**Short task**
Will you quote all of the entries, word for word?

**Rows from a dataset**

· · · · · · ·

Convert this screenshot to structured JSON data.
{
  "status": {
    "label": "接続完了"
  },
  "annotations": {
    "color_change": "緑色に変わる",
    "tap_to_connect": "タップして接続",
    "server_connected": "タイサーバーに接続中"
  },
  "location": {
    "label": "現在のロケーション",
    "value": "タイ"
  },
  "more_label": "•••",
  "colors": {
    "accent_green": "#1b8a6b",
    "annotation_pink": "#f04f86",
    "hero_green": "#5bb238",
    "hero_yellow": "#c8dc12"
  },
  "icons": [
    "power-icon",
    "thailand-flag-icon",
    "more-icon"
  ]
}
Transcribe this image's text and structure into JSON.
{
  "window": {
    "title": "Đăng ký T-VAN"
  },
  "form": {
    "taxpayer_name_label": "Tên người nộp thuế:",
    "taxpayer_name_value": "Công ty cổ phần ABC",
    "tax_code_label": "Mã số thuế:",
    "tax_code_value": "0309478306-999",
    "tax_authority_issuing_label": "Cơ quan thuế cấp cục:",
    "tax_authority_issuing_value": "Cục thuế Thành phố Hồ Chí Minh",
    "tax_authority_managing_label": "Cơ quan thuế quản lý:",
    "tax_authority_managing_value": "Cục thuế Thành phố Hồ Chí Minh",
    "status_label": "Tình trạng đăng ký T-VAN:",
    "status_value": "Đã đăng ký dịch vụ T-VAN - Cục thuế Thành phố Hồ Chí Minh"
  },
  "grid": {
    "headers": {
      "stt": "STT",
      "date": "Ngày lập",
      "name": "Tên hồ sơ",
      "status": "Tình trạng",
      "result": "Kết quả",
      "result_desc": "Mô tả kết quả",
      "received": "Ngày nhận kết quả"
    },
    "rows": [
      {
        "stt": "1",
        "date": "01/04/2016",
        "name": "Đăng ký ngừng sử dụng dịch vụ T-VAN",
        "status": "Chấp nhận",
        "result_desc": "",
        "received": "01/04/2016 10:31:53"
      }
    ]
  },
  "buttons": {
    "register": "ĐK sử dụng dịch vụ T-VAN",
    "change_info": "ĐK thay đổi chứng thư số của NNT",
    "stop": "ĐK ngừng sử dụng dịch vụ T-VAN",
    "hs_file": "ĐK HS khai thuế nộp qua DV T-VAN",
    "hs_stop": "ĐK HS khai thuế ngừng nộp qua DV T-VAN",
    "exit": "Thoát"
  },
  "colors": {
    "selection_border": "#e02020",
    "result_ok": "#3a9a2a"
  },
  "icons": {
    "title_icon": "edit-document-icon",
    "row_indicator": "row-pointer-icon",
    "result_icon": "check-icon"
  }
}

· · · · · · ·

**Full response**
Convert this screenshot to structured JSON data.
{
  "status": {
    "label": "接続完了"
  },
  "annotations": {
    "color_change": "緑色に変わる",
    "tap_to_connect": "タップして接続",
    "server_connected": "タイサーバーに接続中"
  },
  "location": {
    "label": "現在のロケーション",
    "value": "タイ"
  },
  "more_label": "•••",
  "colors": {
    "accent_green": "#1b8a6b",
    "annotation_pink": "#f04f86",
    "hero_green": "#5bb238",
    "hero_yellow": "#c8dc12"
  },
  "icons": [
    "power-icon",
    "thailand-flag-icon",
    "more-icon"
  ]
}
Transcribe this image's text and structure into JSON.
{
  "window": {
    "title": "Đăng ký T-VAN"
  },
  "form": {
    "taxpayer_name_label": "Tên người nộp thuế:",
    "taxpayer_name_value": "Công ty cổ phần ABC",
    "tax_code_label": "Mã số thuế:",
    "tax_code_value": "0309478306-999",
    "tax_authority_issuing_label": "Cơ quan thuế cấp cục:",
    "tax_authority_issuing_value": "Cục thuế Thành phố Hồ Chí Minh",
    "tax_authority_managing_label": "Cơ quan thuế quản lý:",
    "tax_authority_managing_value": "Cục thuế Thành phố Hồ Chí Minh",
    "status_label": "Tình trạng đăng ký T-VAN:",
    "status_value": "Đã đăng ký dịch vụ T-VAN - Cục thuế Thành phố Hồ Chí Minh"
  },
  "grid": {
    "headers": {
      "stt": "STT",
      "date": "Ngày lập",
      "name": "Tên hồ sơ",
      "status": "Tình trạng",
      "result": "Kết quả",
      "result_desc": "Mô tả kết quả",
      "received": "Ngày nhận kết quả"
    },
    "rows": [
      {
        "stt": "1",
        "date": "01/04/2016",
        "name": "Đăng ký ngừng sử dụng dịch vụ T-VAN",
        "status": "Chấp nhận",
        "result_desc": "",
        "received": "01/04/2016 10:31:53"
      }
    ]
  },
  "buttons": {
    "register": "ĐK sử dụng dịch vụ T-VAN",
    "change_info": "ĐK thay đổi chứng thư số của NNT",
    "stop": "ĐK ngừng sử dụng dịch vụ T-VAN",
    "hs_file": "ĐK HS khai thuế nộp qua DV T-VAN",
    "hs_stop": "ĐK HS khai thuế ngừng nộp qua DV T-VAN",
    "exit": "Thoát"
  },
  "colors": {
    "selection_border": "#e02020",
    "result_ok": "#3a9a2a"
  },
  "icons": {
    "title_icon": "edit-document-icon",
    "row_indicator": "row-pointer-icon",
    "result_icon": "check-icon"
  }
}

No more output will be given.